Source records
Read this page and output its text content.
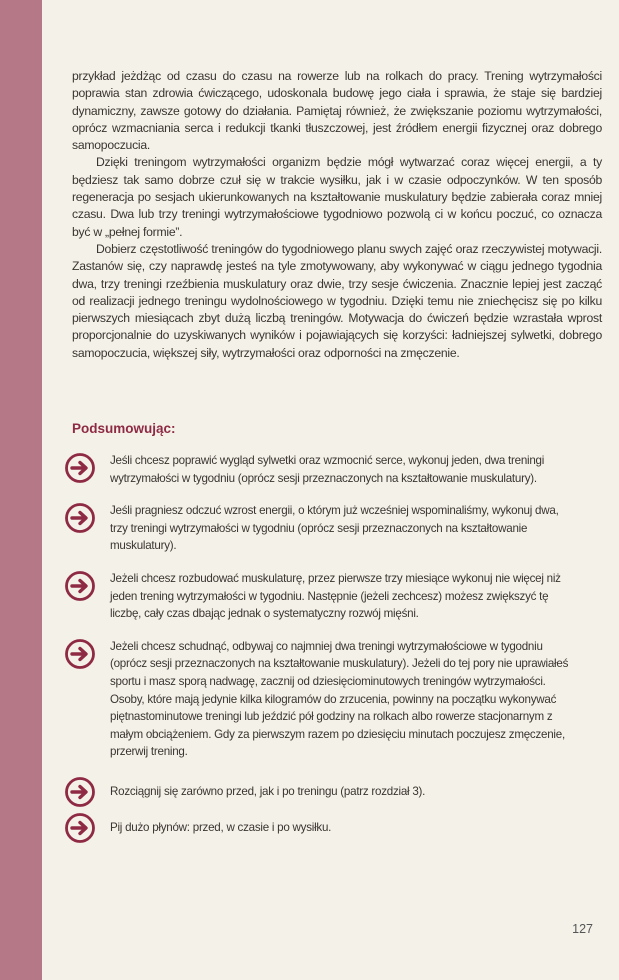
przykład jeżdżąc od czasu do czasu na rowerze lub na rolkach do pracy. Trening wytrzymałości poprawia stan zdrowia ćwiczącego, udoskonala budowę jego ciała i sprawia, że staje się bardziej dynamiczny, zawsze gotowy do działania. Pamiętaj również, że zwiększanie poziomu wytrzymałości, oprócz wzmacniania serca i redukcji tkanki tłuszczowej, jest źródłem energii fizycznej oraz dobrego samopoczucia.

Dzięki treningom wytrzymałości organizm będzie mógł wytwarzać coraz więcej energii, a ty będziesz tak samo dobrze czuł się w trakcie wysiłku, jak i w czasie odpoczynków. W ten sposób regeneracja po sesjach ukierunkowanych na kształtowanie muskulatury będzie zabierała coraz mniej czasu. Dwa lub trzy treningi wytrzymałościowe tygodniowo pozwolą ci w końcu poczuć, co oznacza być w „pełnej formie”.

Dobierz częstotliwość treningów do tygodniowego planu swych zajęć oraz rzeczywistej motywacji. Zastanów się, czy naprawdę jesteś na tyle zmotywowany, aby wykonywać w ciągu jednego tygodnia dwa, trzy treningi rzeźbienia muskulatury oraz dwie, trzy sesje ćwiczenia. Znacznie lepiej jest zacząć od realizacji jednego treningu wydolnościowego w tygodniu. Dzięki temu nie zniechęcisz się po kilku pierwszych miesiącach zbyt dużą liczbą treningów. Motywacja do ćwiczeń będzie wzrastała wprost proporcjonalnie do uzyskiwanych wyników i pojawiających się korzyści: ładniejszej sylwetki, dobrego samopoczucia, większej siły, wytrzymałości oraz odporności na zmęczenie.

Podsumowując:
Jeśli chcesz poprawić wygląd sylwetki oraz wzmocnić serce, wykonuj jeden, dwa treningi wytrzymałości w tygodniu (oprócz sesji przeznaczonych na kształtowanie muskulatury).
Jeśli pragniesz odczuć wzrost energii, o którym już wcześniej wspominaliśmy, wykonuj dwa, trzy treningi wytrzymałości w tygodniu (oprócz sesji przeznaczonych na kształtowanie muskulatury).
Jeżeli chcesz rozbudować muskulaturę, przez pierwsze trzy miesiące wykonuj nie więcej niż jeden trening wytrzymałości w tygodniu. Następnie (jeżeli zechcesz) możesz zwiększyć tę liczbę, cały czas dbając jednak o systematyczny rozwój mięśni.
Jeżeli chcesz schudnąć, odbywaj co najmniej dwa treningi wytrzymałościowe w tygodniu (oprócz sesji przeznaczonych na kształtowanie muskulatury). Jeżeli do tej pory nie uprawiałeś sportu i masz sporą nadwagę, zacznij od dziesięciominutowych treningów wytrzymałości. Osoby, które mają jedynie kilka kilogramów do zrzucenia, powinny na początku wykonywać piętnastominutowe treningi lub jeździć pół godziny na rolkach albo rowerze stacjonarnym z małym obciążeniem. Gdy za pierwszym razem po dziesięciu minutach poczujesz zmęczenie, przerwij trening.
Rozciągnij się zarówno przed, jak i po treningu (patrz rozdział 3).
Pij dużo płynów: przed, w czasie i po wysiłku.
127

...

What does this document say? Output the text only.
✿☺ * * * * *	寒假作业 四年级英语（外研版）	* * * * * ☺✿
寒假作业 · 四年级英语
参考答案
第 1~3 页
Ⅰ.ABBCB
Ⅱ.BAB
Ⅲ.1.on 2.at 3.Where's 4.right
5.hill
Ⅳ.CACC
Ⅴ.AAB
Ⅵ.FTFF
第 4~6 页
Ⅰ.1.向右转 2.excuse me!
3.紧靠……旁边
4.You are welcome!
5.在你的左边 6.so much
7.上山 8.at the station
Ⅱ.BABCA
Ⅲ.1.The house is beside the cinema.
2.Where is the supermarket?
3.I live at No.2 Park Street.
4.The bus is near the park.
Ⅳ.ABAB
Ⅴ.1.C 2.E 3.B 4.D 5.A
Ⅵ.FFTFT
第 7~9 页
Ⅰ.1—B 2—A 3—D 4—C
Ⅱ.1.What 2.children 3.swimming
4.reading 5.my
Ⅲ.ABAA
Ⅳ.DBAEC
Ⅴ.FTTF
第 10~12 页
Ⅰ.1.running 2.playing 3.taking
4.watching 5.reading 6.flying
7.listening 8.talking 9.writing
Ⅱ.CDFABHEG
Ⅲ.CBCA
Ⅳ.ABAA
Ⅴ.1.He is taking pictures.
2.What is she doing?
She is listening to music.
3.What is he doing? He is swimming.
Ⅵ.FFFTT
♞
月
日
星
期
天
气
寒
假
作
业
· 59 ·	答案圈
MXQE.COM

- BRIEF -
Using the data above, copy each line that contains "this".

- WRITTEN ANSWER -
Read this page and output its text content.
What does this document say? Output the text only.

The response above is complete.